(WHAT THE TASK ASKS) Read the listing and extract each line that includes the word "Machinery".

*** EXERCISE DATA ***

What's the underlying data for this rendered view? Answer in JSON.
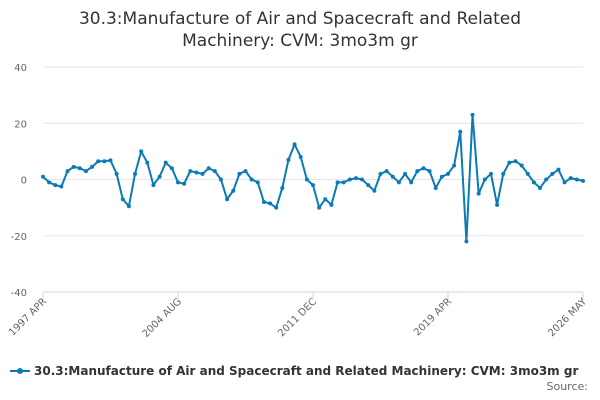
{
  "chart_data": {
    "type": "line",
    "title": "30.3:Manufacture of Air and Spacecraft and Related Machinery: CVM: 3mo3m gr",
    "source": "Source:",
    "x": [
      "1997 APR",
      "1997 AUG",
      "1997 DEC",
      "1998 APR",
      "1998 AUG",
      "1998 DEC",
      "1999 APR",
      "1999 AUG",
      "1999 DEC",
      "2000 APR",
      "2000 AUG",
      "2000 DEC",
      "2001 APR",
      "2001 AUG",
      "2001 DEC",
      "2002 APR",
      "2002 AUG",
      "2002 DEC",
      "2003 APR",
      "2003 AUG",
      "2003 DEC",
      "2004 APR",
      "2004 AUG",
      "2004 DEC",
      "2005 APR",
      "2005 AUG",
      "2005 DEC",
      "2006 APR",
      "2006 AUG",
      "2006 DEC",
      "2007 APR",
      "2007 AUG",
      "2007 DEC",
      "2008 APR",
      "2008 AUG",
      "2008 DEC",
      "2009 APR",
      "2009 AUG",
      "2009 DEC",
      "2010 APR",
      "2010 AUG",
      "2010 DEC",
      "2011 APR",
      "2011 AUG",
      "2011 DEC",
      "2012 APR",
      "2012 AUG",
      "2012 DEC",
      "2013 APR",
      "2013 AUG",
      "2013 DEC",
      "2014 APR",
      "2014 AUG",
      "2014 DEC",
      "2015 APR",
      "2015 AUG",
      "2015 DEC",
      "2016 APR",
      "2016 AUG",
      "2016 DEC",
      "2017 APR",
      "2017 AUG",
      "2017 DEC",
      "2018 APR",
      "2018 AUG",
      "2018 DEC",
      "2019 APR",
      "2019 AUG",
      "2019 DEC",
      "2020 APR",
      "2020 AUG",
      "2020 DEC",
      "2021 APR",
      "2021 AUG",
      "2021 DEC",
      "2022 APR",
      "2022 AUG",
      "2022 DEC",
      "2023 APR",
      "2023 AUG",
      "2023 DEC",
      "2024 APR",
      "2024 AUG",
      "2024 DEC",
      "2025 APR",
      "2025 AUG",
      "2025 DEC",
      "2026 APR",
      "2026 MAY"
    ],
    "series": [
      {
        "name": "30.3:Manufacture of Air and Spacecraft and Related Machinery: CVM: 3mo3m gr",
        "color": "#0a7bb6",
        "values": [
          1,
          -1,
          -2,
          -2.5,
          3,
          4.5,
          4,
          3,
          4.5,
          6.5,
          6.5,
          6.8,
          2,
          -7,
          -9.5,
          2,
          10,
          6,
          -2,
          1,
          6,
          4,
          -1,
          -1.5,
          3,
          2.5,
          2,
          4,
          3,
          0,
          -7,
          -4,
          2,
          3,
          0,
          -1,
          -8,
          -8.5,
          -10,
          -3,
          7,
          12.5,
          8,
          0,
          -2,
          -10,
          -7,
          -9,
          -1,
          -1,
          0,
          0.5,
          0,
          -2,
          -4,
          2,
          3,
          1,
          -1,
          2,
          -1,
          3,
          4,
          3,
          -3,
          1,
          2,
          5,
          17,
          -22,
          23,
          -5,
          0,
          2,
          -9,
          2,
          6,
          6.5,
          5,
          2,
          -1,
          -3,
          0,
          2,
          3.5,
          -1,
          0.5,
          0,
          -0.5
        ]
      }
    ],
    "xticks": [
      "1997 APR",
      "2004 AUG",
      "2011 DEC",
      "2019 APR",
      "2026 MAY"
    ],
    "ylim": [
      -40,
      40
    ],
    "yticks": [
      -40,
      -20,
      0,
      20,
      40
    ],
    "grid": true
  }
}
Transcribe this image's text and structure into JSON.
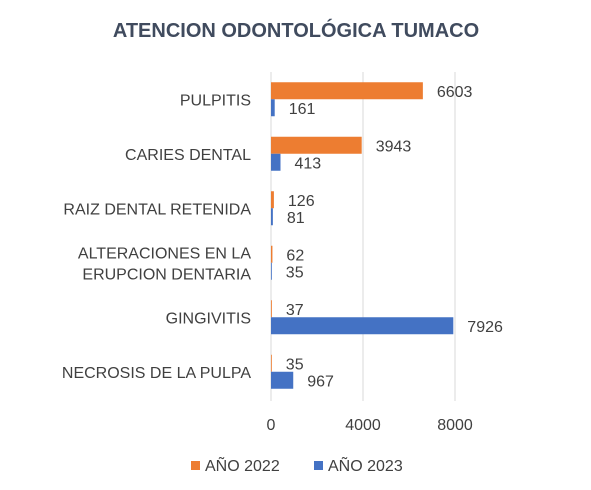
{
  "chart_data": {
    "type": "bar",
    "orientation": "horizontal",
    "title": "ATENCION ODONTOLÓGICA TUMACO",
    "categories": [
      [
        "PULPITIS"
      ],
      [
        "CARIES DENTAL"
      ],
      [
        "RAIZ DENTAL RETENIDA"
      ],
      [
        "ALTERACIONES EN LA",
        "ERUPCION DENTARIA"
      ],
      [
        "GINGIVITIS"
      ],
      [
        "NECROSIS DE LA PULPA"
      ]
    ],
    "series": [
      {
        "name": "AÑO 2022",
        "color": "#ed7d31",
        "values": [
          6603,
          3943,
          126,
          62,
          37,
          35
        ]
      },
      {
        "name": "AÑO 2023",
        "color": "#4472c4",
        "values": [
          161,
          413,
          81,
          35,
          7926,
          967
        ]
      }
    ],
    "xlim": [
      0,
      10000
    ],
    "xticks": [
      "0",
      "4000",
      "8000"
    ],
    "xtick_values": [
      0,
      4000,
      8000
    ],
    "grid": true,
    "legend": "bottom"
  }
}
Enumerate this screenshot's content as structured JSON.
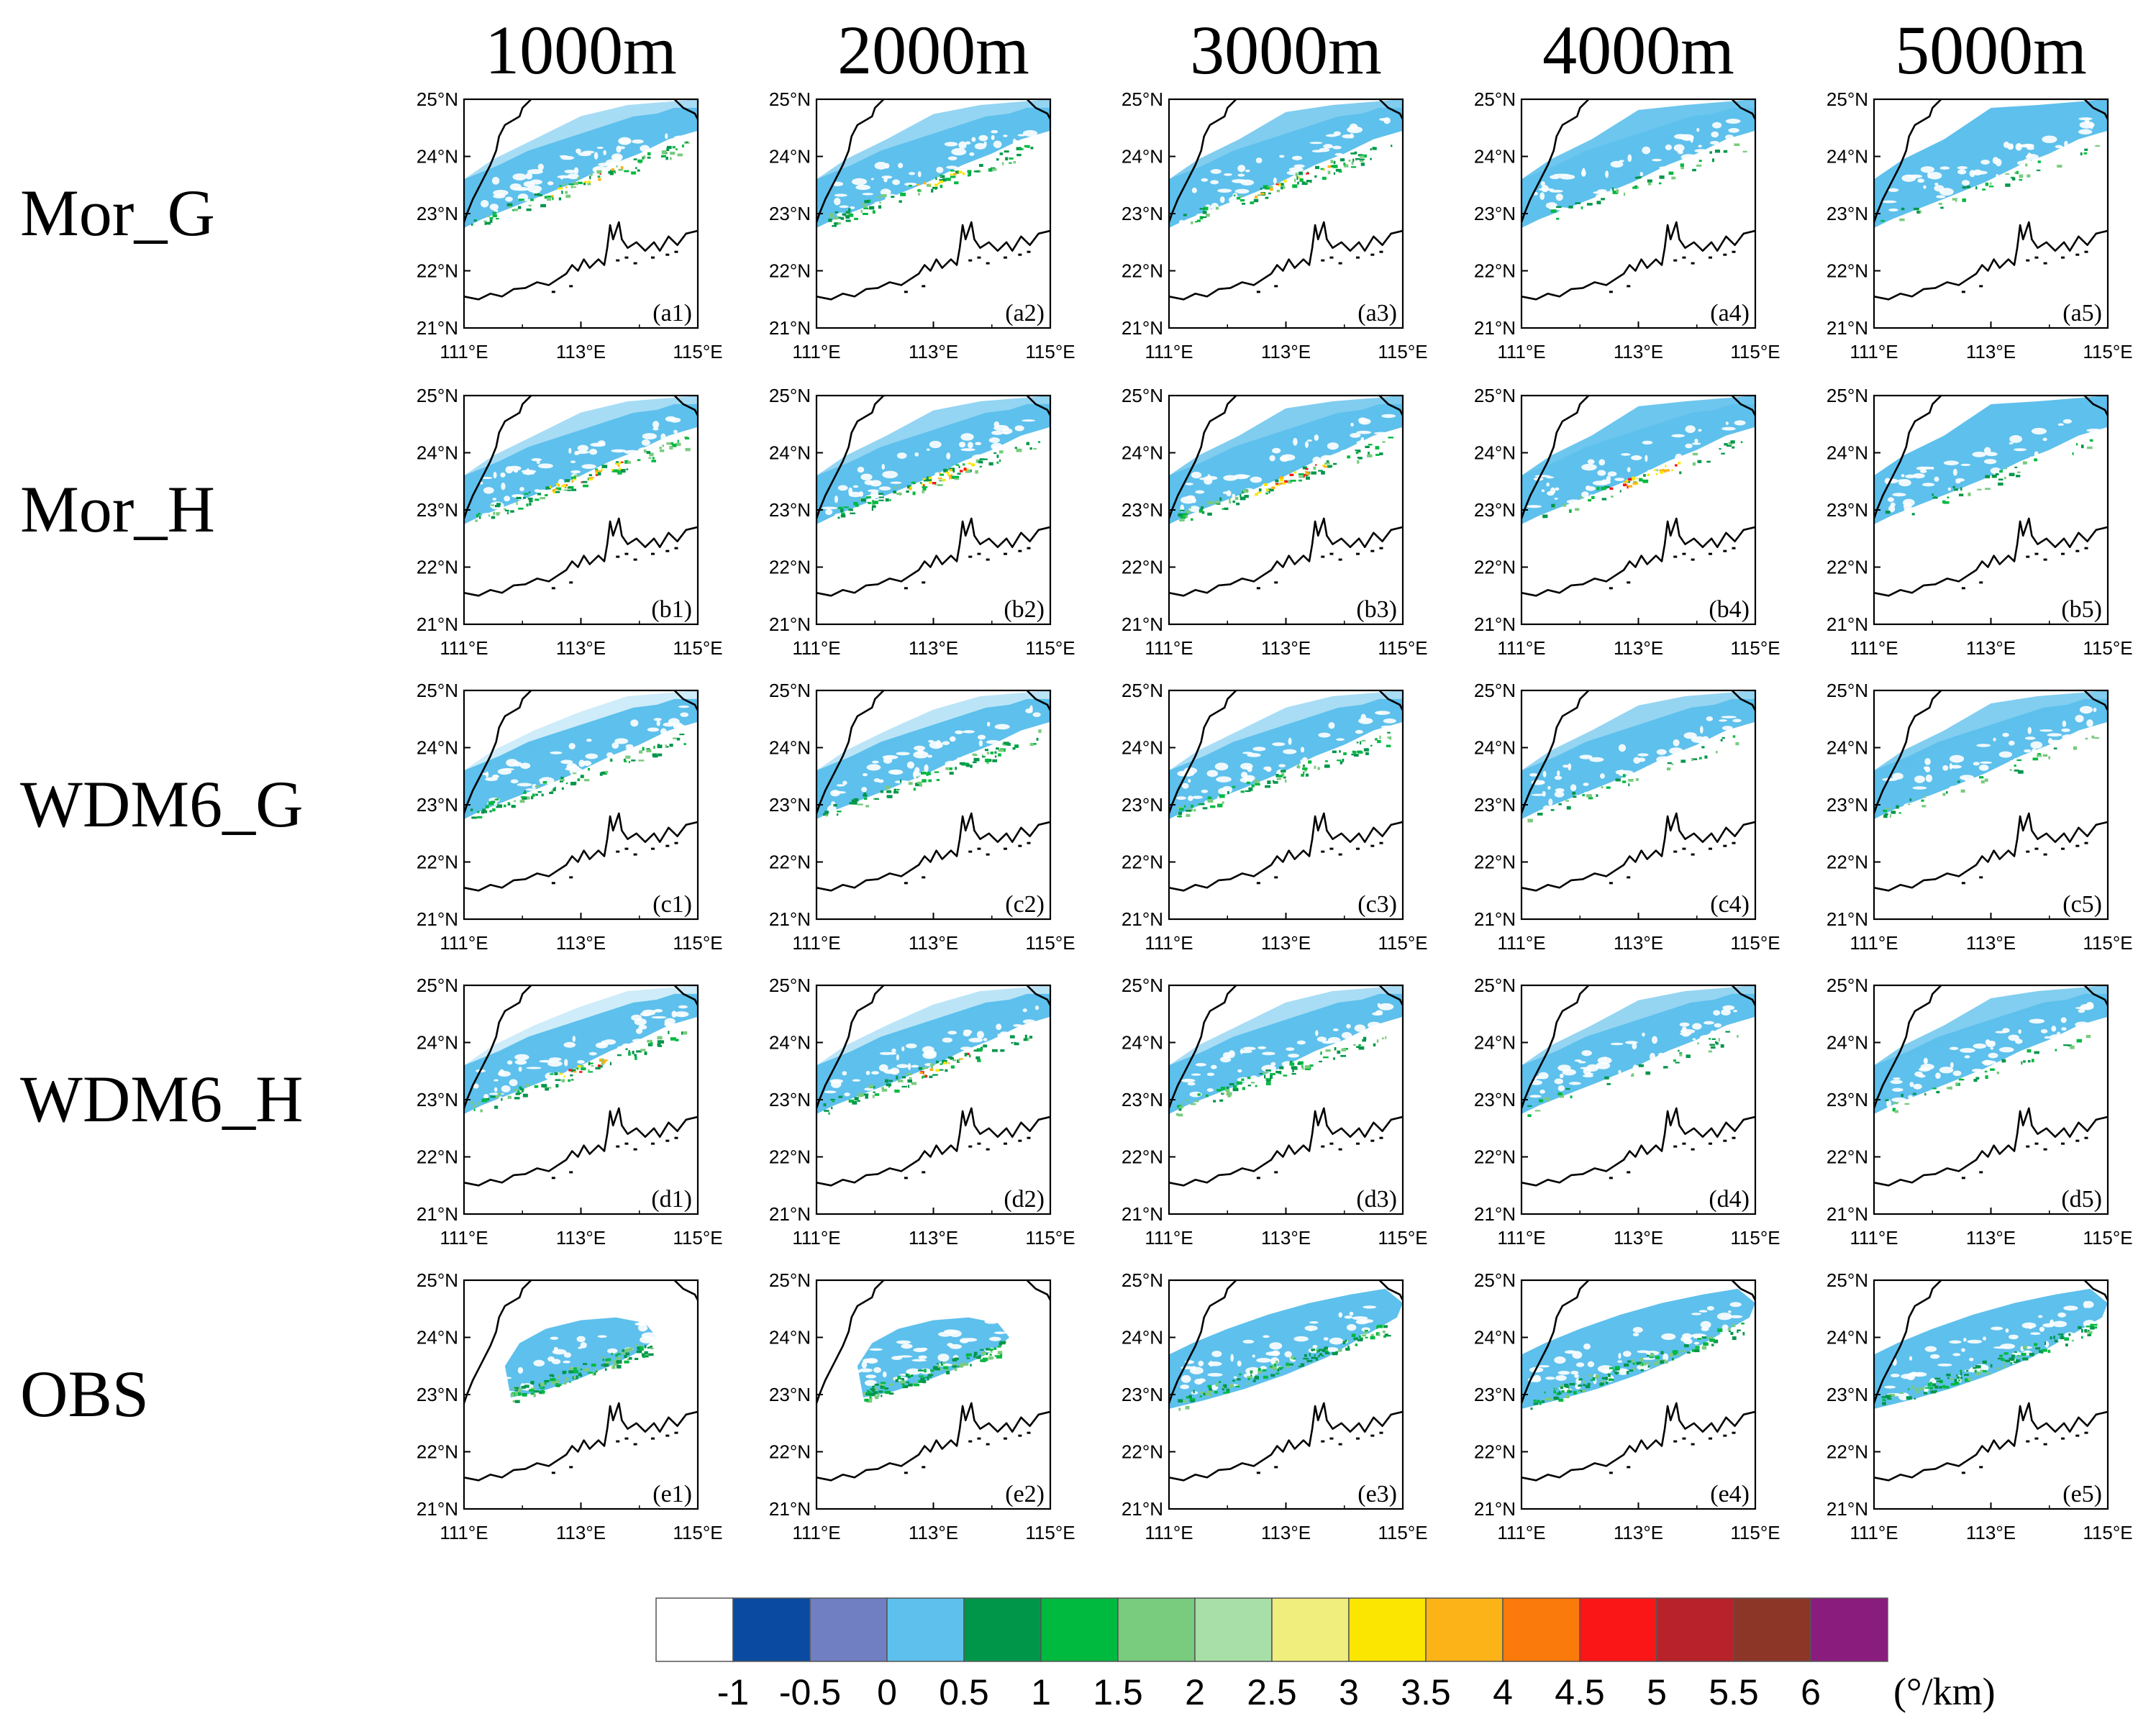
{
  "columns": [
    "1000m",
    "2000m",
    "3000m",
    "4000m",
    "5000m"
  ],
  "rows": [
    {
      "name": "Mor_G",
      "panels": [
        "(a1)",
        "(a2)",
        "(a3)",
        "(a4)",
        "(a5)"
      ]
    },
    {
      "name": "Mor_H",
      "panels": [
        "(b1)",
        "(b2)",
        "(b3)",
        "(b4)",
        "(b5)"
      ]
    },
    {
      "name": "WDM6_G",
      "panels": [
        "(c1)",
        "(c2)",
        "(c3)",
        "(c4)",
        "(c5)"
      ]
    },
    {
      "name": "WDM6_H",
      "panels": [
        "(d1)",
        "(d2)",
        "(d3)",
        "(d4)",
        "(d5)"
      ]
    },
    {
      "name": "OBS",
      "panels": [
        "(e1)",
        "(e2)",
        "(e3)",
        "(e4)",
        "(e5)"
      ]
    }
  ],
  "axes": {
    "lat_ticks": [
      "25°N",
      "24°N",
      "23°N",
      "22°N",
      "21°N"
    ],
    "lon_ticks": [
      "111°E",
      "113°E",
      "115°E"
    ]
  },
  "colorbar": {
    "colors": [
      "#ffffff",
      "#0a4aa0",
      "#6f7fc2",
      "#5ec0ec",
      "#00964a",
      "#00b93f",
      "#79cb7e",
      "#a8dfa8",
      "#f0ee7c",
      "#fae600",
      "#fbb317",
      "#fa7a0b",
      "#fa1616",
      "#b8222a",
      "#8c3628",
      "#8a1c7e"
    ],
    "labels": [
      "-1",
      "-0.5",
      "0",
      "0.5",
      "1",
      "1.5",
      "2",
      "2.5",
      "3",
      "3.5",
      "4",
      "4.5",
      "5",
      "5.5",
      "6"
    ],
    "unit": "(°/km)"
  },
  "palette": {
    "cloud": "#5ec0ec",
    "core": "#00b93f",
    "core_dark": "#00964a",
    "core_light": "#79cb7e",
    "hot_yellow": "#fae600",
    "hot_orange": "#fbb317",
    "hot_red": "#fa1616"
  }
}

***

(EXERCISE ANSWER)
    "title": "30.3:Manufacture of Air and Spacecraft and Related Machinery: CVM: 3mo3m gr",
        "name": "30.3:Manufacture of Air and Spacecraft and Related Machinery: CVM: 3mo3m gr",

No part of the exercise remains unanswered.